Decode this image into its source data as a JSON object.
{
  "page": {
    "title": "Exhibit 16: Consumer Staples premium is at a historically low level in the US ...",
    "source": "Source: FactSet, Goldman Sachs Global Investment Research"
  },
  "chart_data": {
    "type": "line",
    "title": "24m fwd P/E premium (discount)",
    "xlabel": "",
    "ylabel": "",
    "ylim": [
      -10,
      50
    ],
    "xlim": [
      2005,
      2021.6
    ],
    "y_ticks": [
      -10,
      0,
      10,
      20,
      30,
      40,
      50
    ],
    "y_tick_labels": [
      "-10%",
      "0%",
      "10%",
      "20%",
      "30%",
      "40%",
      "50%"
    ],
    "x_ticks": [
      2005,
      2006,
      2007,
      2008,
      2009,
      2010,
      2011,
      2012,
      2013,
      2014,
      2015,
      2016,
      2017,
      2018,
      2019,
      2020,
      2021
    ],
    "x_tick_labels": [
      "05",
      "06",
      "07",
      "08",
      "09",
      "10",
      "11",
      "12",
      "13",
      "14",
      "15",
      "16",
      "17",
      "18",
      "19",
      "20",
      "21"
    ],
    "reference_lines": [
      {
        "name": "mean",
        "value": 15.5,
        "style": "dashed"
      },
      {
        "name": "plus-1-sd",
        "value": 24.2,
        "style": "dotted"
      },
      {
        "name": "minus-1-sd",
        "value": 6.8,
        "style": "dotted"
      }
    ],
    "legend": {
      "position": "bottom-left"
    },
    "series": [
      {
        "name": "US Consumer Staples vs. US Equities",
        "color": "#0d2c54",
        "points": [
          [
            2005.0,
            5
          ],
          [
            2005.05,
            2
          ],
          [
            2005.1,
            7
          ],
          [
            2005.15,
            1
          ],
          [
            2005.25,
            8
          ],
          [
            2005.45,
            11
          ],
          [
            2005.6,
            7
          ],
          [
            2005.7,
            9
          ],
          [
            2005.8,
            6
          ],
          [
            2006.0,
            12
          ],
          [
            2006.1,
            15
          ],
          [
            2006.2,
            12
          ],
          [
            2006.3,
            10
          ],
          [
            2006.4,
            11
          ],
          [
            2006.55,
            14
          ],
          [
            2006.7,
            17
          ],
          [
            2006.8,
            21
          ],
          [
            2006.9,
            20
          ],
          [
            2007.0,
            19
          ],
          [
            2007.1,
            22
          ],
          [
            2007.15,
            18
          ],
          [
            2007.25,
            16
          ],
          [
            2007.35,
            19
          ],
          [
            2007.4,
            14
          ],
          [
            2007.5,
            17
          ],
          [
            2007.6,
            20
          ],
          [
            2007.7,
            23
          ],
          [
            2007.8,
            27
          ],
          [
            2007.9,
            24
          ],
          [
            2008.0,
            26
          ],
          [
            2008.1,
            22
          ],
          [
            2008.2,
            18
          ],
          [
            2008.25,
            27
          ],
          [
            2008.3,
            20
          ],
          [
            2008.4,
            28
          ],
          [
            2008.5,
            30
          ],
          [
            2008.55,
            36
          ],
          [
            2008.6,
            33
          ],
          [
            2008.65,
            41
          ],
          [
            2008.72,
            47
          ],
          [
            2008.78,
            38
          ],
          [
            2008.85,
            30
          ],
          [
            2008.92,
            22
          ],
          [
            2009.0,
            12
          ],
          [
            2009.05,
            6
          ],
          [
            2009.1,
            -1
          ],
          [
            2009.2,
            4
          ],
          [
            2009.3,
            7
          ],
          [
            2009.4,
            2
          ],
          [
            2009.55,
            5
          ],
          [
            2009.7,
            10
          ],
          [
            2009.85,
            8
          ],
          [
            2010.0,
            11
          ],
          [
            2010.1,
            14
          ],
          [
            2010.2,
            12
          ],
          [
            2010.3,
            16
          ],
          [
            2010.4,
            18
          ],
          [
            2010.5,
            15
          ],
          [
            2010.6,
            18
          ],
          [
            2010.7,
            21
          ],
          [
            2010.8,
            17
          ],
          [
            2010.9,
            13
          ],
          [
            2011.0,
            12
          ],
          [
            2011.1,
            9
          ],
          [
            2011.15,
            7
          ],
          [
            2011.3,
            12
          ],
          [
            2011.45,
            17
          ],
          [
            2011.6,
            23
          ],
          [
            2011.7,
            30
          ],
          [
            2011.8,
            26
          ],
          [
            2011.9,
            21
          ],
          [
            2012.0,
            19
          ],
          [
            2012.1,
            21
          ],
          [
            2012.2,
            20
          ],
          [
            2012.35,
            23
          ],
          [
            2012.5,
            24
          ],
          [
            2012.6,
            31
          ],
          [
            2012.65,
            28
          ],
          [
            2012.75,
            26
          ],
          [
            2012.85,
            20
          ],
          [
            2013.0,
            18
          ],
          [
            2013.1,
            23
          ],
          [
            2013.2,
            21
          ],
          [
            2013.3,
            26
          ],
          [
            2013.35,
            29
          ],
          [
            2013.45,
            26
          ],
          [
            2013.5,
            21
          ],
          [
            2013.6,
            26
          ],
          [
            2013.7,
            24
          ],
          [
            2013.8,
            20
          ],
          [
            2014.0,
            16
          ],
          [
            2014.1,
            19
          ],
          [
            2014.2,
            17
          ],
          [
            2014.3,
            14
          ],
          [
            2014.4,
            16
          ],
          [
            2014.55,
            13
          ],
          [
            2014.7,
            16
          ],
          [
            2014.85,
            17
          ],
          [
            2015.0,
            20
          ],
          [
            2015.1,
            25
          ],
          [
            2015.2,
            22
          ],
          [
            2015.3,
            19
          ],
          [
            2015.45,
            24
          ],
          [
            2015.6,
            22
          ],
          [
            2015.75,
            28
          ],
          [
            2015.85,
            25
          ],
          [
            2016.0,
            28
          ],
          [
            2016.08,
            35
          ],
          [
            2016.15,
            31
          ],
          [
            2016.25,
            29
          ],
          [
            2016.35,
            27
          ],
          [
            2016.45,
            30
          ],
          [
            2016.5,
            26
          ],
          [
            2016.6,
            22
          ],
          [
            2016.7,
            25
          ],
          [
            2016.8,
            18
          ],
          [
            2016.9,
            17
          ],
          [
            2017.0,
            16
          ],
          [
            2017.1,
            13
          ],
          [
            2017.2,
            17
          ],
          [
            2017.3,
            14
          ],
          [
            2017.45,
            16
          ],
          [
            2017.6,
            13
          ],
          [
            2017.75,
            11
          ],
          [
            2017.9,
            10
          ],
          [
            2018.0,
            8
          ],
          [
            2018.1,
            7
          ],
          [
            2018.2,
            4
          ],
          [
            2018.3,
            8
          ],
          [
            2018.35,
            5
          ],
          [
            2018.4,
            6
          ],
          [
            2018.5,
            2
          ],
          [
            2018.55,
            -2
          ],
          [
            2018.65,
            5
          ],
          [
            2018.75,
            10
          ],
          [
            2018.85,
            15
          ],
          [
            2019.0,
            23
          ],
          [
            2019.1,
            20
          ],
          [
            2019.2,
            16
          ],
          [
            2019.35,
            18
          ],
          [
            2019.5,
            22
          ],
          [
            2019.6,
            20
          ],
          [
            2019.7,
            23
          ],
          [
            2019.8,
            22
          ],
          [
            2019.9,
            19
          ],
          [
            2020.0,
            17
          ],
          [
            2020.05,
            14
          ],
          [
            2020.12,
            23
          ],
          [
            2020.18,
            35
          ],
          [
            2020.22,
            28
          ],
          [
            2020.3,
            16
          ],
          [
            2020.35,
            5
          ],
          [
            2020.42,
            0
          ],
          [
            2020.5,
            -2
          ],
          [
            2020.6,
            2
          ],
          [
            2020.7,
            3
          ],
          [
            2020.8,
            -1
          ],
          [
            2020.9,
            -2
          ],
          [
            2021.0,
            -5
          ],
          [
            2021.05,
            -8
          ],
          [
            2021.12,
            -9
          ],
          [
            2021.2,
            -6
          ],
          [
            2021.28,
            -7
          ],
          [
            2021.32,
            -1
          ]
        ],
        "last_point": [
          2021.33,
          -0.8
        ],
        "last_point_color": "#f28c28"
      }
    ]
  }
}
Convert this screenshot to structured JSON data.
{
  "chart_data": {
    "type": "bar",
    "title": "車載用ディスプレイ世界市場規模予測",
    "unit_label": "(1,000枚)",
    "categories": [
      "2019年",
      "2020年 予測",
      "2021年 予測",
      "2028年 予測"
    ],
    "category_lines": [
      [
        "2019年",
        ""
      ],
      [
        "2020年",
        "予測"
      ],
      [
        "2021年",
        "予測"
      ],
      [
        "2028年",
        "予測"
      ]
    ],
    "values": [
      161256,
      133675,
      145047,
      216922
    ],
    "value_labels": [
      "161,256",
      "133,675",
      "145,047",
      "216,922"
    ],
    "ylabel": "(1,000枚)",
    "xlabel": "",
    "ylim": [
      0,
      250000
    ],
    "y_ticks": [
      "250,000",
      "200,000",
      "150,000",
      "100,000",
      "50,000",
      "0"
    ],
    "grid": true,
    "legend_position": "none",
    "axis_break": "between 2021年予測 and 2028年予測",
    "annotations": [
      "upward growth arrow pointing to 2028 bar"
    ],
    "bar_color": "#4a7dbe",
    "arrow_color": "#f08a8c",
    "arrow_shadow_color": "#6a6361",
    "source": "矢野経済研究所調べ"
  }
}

****************

Check every line of the data, and copy the ones that contain "JSON".

## ANSWER TO THE PROBLEM
Decode this image into its source data as a JSON object.
Convert this screenshot to structured JSON data.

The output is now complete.